ENTRIES SUPPLIED:
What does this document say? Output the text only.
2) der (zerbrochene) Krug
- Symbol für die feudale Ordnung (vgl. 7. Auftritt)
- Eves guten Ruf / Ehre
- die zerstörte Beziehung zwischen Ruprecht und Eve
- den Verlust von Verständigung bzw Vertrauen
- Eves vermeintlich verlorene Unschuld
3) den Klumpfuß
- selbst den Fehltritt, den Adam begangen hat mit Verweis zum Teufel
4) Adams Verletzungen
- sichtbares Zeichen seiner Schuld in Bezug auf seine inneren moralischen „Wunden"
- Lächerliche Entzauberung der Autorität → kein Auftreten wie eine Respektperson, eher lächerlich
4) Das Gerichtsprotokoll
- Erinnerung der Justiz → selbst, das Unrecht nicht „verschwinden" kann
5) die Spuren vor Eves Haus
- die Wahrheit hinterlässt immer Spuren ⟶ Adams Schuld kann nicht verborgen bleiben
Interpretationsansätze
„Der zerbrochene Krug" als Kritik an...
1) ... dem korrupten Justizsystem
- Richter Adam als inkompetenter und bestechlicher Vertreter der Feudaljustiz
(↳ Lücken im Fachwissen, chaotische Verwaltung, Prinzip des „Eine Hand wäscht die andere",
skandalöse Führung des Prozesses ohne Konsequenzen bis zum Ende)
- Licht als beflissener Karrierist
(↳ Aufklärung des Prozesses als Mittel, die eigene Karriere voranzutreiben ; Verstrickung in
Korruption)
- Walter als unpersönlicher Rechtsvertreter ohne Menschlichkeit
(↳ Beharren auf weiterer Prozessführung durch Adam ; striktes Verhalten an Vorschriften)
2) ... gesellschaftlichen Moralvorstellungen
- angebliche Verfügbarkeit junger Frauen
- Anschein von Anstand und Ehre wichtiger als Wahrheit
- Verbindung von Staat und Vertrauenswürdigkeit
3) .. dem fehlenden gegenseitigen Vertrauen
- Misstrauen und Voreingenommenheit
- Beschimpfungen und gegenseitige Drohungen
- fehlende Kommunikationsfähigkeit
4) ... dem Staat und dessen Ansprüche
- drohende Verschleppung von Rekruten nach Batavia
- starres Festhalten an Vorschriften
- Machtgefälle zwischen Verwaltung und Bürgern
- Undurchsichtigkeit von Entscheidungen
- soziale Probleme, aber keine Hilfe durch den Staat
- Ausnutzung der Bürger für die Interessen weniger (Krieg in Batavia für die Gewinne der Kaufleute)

TASK TO CARRY OUT: All lines with the word "Krug" are needed; pull them from the entries and copy each.

RESULT FOR THIS TASK:
2) der (zerbrochene) Krug
„Der zerbrochene Krug" als Kritik an...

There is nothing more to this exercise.